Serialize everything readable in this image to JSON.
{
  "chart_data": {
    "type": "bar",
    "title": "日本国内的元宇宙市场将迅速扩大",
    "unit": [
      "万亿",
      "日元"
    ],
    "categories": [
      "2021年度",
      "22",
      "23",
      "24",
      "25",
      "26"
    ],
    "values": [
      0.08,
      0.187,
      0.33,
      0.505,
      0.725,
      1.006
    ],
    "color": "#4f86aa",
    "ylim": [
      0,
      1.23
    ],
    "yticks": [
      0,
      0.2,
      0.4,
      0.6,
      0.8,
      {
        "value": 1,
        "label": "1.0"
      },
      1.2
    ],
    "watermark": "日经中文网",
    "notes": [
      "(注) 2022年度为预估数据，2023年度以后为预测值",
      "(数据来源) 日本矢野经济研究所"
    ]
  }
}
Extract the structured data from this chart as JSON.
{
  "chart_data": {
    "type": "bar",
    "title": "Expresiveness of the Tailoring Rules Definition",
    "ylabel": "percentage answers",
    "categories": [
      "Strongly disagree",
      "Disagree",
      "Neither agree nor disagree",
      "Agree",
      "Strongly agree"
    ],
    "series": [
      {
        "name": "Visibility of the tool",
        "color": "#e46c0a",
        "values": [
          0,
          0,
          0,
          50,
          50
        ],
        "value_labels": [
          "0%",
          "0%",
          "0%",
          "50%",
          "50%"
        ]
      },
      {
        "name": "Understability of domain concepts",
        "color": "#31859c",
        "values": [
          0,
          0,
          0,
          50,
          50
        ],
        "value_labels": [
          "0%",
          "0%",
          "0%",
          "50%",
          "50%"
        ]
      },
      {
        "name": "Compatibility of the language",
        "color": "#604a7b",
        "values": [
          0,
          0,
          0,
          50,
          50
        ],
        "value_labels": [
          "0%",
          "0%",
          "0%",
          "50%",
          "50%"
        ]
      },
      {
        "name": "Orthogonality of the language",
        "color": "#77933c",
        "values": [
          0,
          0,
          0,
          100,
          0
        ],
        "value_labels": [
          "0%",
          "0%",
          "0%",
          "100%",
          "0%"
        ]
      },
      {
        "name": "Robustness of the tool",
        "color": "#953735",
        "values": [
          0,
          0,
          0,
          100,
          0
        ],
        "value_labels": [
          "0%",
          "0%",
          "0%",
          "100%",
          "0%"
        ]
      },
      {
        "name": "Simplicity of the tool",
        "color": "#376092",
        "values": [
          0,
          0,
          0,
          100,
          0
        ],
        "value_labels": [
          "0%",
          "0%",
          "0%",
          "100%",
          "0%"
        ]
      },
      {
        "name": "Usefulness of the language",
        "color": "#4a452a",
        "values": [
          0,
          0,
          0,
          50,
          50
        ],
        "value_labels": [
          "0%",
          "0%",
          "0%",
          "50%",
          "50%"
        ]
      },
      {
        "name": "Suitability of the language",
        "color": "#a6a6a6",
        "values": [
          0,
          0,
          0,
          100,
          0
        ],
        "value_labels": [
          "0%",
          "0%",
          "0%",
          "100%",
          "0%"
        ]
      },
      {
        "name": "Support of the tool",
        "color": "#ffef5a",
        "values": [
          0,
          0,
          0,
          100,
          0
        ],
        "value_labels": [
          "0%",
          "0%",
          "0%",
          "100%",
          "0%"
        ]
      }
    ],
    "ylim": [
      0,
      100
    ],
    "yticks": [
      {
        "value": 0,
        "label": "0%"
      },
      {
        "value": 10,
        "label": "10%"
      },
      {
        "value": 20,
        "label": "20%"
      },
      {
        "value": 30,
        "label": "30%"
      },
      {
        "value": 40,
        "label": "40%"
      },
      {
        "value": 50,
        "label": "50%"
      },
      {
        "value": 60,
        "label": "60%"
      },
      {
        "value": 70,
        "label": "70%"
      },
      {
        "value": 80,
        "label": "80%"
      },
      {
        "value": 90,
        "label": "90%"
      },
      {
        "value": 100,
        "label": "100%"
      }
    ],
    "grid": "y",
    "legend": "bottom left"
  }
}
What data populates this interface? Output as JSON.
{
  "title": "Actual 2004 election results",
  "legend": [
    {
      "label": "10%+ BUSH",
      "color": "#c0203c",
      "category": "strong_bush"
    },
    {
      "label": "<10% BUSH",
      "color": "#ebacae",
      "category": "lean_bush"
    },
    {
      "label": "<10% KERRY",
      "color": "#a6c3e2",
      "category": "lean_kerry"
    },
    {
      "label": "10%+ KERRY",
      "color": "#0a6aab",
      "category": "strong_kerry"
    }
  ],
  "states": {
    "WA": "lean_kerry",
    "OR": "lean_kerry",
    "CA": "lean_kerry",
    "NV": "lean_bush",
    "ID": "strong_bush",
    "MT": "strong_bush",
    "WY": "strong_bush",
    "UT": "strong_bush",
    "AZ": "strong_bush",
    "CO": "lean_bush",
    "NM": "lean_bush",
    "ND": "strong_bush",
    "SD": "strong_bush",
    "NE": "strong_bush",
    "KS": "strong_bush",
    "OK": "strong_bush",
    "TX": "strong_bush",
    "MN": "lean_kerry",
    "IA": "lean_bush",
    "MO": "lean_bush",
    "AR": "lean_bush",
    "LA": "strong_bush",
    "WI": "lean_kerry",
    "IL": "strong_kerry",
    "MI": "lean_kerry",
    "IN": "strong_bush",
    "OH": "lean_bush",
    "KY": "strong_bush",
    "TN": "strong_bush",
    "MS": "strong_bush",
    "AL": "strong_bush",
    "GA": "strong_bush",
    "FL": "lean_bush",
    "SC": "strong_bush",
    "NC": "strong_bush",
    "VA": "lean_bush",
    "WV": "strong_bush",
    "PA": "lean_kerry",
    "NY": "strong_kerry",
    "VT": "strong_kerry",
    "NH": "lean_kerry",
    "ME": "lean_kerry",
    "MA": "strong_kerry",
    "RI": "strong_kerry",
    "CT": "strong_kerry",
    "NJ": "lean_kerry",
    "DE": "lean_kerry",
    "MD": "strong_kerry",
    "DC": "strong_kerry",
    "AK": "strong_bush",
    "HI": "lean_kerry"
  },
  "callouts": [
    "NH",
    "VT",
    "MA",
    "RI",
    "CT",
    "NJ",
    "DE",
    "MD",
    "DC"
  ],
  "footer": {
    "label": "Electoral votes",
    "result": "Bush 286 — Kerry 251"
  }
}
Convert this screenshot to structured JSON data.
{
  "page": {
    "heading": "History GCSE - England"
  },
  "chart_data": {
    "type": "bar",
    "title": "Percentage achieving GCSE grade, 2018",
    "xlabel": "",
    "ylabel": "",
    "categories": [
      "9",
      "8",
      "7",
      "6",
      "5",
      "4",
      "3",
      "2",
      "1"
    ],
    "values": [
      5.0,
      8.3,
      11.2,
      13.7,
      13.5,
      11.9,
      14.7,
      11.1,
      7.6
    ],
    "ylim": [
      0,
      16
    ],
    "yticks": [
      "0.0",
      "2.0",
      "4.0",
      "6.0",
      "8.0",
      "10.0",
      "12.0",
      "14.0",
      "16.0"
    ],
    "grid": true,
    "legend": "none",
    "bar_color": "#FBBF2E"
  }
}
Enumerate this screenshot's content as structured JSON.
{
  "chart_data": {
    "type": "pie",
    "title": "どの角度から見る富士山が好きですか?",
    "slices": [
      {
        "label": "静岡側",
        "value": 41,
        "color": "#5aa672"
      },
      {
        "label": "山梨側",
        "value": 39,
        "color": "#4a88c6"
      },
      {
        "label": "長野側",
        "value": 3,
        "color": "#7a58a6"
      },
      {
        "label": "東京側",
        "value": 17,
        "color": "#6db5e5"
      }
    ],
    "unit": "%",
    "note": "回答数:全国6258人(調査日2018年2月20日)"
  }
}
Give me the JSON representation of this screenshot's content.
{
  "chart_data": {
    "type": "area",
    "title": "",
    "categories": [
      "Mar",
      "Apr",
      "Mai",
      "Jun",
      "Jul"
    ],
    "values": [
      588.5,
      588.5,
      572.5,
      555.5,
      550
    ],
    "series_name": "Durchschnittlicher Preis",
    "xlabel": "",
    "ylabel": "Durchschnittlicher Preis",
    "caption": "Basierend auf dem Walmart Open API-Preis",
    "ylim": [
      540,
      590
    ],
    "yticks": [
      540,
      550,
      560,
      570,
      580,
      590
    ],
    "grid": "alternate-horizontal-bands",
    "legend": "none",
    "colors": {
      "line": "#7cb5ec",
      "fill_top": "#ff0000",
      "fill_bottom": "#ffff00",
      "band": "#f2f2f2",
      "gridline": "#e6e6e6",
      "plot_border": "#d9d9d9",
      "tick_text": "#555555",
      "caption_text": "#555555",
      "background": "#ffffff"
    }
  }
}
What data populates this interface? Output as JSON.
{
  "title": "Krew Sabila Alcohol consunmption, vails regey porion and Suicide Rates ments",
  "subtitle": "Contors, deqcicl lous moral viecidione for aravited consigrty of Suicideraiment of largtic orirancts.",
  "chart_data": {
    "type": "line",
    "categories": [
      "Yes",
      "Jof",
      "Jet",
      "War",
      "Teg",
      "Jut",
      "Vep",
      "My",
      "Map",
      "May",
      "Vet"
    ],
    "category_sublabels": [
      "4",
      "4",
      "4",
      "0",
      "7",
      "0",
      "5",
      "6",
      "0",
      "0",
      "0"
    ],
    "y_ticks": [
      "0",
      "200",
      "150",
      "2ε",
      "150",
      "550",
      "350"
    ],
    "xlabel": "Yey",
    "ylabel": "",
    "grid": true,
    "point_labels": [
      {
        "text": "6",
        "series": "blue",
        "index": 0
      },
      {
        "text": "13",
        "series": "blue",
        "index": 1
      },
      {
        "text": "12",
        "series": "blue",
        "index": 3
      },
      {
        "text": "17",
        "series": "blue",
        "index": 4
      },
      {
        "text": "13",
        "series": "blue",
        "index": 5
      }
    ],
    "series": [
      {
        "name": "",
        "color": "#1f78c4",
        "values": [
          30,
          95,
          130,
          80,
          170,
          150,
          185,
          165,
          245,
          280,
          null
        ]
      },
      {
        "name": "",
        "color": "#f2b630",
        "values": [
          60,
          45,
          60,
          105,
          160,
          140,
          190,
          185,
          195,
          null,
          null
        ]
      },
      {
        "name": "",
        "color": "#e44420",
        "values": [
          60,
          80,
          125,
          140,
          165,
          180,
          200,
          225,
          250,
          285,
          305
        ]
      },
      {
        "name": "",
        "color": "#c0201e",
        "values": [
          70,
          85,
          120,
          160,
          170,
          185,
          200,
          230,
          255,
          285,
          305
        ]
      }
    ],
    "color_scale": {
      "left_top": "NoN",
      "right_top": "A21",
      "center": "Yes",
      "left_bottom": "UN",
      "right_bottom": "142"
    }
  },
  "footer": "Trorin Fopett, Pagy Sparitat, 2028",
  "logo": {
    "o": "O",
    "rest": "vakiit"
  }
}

Job.
Filter the entries down to the lines with the word "content" in them.

The response.
Enumerate this screenshot's content as structured JSON.
Give me the JSON representation of this screenshot's content.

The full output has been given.